Tarefa — Para cada afirmação, diga se ela concorda com o texto sobre o skate (sim ou não) e cite literalmente as palavras do texto que decidem a questão. 1. Henrique Carvalho tem 23 anos. 2. Patti McGee foi a primeira skatista profissional transexual. 3. Cara-Beth Burnside venceu cinco medalhas nos X-Games.

Atualmente, Luan Mesquita é aluno do curso de Licenciatura em Física da Universidade Federal do Ceará (UFC) e diz que não tem mais tanto tempo para andar de skate, mas sabe que existe uma nova geração pronta para continuar com o legado dos skatistas de Fortaleza. Quem também comenta sobre a cena local é Henrique Carvalho, 23, skatista que diz haver uma semelhança entre a capital cearense e Los Angeles, na Califórnia,  berço do esporte entre os anos de 1960 e 1970.

“Lá eles tem o Píer de Santa Mônica e o Venice Beach SkatePark, mas aqui nós temos o calçadão da Praia de Iracema, e os novos espaços que estão surgindo. Então, não perdemos em nada”, compara Henrique. Ele também comenta sobre como a subcultura do skate é forte e ajuda a salvar muitos jovens de problemas sociais. “O esporte ainda salva muitos jovens da violência e do ostracismo. Além disso, ele possui toda uma cultura própria – do estilo de se vestir à forma de falar – do undergound”, explica.

Mulheres no esporte

A história do skate mundial é comumente ligada a nomes como Stacy Peralta, Jay Adams e Tony Hawk. De fato, os dois primeiros são  skatistas importantíssimos para a prática e popularização do esporte como conhecemos hoje, como é mostrado no filme “Os Reis de Dogtown”.  Já Tony Hawk faz parte do imaginário popular da maioria dos skatistas que cresceram entre 1990 e 2000. Porém, a história do esporte não é formada apenas por nomes masculinos.                                                                                                                                            

Nomes como Vicki Vickers, Kim Cespedes, Patti McGee e Peggy Oki quebraram estigmas e mostraram a força da mulher ainda no início do esporte, que nasce da rebeldia e transgressão. Desde a famosa imagem de Patti McGee –  a primeira skatista profissional mulher – na capa da Life em 1965, até Hillary Thompson, a primeira skatista profissional transexual, as mulheres viveram décadas de luta para entrar neste universo. Atualmente, entre as skatistas mais famosas do mundo temos nomes como Lyn-Z Adams e Cara-Beth Burnside, vencedora de cinco medalhas nos X-Games.

[Dados de compreensão de documentos]
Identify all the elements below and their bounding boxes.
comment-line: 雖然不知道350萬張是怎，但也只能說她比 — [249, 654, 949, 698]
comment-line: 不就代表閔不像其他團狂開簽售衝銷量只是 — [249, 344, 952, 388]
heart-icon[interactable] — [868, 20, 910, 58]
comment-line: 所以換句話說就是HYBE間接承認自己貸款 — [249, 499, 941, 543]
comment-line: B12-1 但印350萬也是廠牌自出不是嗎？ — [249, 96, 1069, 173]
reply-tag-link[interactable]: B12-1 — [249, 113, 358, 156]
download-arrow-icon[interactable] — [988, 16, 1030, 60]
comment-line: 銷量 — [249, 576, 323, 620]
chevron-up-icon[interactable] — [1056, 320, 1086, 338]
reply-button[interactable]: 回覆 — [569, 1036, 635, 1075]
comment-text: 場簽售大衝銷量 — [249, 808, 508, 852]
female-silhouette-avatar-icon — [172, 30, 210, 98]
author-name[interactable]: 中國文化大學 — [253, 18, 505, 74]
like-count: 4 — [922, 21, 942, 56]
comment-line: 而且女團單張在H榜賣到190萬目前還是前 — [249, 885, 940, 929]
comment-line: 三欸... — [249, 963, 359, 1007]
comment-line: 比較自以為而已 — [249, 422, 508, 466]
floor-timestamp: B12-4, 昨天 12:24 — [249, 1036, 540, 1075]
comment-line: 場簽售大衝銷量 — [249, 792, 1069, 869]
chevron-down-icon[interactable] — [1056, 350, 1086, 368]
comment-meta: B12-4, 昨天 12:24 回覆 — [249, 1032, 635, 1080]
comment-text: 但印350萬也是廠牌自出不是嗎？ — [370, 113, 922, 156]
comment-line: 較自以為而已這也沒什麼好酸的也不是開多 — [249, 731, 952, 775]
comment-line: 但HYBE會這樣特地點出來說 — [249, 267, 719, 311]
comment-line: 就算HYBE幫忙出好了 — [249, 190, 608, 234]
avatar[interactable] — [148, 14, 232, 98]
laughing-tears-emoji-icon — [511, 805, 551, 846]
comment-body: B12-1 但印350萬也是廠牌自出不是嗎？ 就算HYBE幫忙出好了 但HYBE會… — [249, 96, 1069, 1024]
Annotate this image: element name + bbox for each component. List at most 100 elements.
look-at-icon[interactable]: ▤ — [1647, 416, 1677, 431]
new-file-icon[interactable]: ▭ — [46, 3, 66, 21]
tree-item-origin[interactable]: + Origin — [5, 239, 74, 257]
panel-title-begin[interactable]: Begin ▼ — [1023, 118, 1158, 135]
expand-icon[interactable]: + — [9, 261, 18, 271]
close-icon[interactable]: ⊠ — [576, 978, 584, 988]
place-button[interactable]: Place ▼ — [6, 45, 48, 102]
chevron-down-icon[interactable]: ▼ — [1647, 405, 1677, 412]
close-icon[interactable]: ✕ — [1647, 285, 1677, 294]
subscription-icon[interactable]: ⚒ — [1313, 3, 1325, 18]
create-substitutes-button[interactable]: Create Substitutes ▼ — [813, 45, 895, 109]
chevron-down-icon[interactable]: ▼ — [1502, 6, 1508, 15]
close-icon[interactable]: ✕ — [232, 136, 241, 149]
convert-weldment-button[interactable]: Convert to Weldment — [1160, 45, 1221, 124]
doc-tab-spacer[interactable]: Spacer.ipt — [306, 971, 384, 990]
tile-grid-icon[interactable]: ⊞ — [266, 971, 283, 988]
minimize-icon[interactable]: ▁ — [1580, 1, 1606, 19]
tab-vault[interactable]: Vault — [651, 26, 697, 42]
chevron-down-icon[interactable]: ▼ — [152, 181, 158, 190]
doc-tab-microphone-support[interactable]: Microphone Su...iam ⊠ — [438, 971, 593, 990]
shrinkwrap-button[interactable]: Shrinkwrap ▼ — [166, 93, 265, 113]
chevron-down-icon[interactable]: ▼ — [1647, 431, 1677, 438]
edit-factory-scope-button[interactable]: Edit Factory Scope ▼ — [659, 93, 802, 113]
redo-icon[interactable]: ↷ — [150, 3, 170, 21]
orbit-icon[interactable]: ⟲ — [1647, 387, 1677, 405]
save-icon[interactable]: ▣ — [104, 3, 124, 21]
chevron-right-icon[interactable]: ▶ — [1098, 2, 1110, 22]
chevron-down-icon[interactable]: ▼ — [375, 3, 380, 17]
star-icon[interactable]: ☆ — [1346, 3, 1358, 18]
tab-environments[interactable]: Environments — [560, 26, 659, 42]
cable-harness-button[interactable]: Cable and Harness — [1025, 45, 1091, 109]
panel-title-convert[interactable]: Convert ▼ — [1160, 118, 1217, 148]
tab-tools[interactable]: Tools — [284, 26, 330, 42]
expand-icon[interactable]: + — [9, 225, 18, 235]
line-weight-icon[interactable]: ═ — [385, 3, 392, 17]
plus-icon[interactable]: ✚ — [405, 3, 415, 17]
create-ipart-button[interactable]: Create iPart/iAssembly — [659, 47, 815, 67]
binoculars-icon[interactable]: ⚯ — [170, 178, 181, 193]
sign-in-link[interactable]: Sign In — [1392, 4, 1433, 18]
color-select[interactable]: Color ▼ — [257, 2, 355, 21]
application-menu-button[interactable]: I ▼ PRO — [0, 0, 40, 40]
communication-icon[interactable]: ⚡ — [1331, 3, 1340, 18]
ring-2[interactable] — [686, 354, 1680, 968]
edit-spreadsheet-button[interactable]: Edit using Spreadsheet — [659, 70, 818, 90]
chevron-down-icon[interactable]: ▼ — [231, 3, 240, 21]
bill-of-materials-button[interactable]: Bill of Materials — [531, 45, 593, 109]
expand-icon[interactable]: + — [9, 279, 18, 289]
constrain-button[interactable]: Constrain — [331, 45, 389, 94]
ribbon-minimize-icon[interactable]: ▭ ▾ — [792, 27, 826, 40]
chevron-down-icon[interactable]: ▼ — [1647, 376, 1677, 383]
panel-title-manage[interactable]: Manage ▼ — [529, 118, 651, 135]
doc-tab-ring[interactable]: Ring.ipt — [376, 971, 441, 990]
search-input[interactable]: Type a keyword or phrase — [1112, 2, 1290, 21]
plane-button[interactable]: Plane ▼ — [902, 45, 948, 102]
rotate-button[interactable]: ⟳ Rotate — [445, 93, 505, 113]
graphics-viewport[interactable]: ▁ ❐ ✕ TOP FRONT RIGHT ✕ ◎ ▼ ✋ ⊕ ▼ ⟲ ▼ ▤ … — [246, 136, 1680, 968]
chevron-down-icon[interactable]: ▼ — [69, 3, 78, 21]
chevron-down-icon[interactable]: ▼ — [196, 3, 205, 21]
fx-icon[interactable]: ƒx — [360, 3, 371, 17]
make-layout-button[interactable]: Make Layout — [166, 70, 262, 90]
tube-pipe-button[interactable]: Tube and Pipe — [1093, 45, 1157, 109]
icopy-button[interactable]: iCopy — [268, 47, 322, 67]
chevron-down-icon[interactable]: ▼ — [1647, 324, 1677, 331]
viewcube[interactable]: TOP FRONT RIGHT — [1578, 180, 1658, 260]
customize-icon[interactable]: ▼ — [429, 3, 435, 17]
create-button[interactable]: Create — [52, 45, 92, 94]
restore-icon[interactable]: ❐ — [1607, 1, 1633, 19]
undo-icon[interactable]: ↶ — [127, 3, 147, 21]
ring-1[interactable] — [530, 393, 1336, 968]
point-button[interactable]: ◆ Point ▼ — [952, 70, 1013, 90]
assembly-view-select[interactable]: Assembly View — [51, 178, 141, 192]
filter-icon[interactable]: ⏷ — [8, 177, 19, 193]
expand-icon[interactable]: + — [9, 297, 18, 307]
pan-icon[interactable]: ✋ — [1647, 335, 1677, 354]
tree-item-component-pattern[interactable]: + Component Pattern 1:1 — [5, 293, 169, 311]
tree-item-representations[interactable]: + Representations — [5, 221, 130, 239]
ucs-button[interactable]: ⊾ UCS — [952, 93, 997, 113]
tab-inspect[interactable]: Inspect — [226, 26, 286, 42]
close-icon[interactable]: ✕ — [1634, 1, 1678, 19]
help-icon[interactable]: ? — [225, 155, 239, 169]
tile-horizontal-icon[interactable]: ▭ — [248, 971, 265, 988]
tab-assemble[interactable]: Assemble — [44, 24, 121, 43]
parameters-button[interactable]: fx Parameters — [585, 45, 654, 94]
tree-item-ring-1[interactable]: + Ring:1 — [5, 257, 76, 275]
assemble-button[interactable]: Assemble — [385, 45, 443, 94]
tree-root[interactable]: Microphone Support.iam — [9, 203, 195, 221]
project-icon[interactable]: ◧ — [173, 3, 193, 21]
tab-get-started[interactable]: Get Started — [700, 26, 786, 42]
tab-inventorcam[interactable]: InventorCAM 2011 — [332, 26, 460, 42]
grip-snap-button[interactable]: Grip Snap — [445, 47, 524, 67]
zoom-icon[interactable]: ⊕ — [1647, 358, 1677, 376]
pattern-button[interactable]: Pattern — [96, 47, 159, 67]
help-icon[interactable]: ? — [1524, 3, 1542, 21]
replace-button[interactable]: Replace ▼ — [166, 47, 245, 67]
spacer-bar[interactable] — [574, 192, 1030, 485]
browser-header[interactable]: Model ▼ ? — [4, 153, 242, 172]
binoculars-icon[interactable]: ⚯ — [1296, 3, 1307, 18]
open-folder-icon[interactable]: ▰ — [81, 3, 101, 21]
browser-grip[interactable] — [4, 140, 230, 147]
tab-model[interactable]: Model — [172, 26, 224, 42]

Resposta —
1. Sim: "Henrique Carvalho, 23, skatista".
2. Não: "Hillary Thompson, a primeira skatista profissional transexual".
3. Sim: "Cara-Beth Burnside, vencedora de cinco medalhas nos X-Games".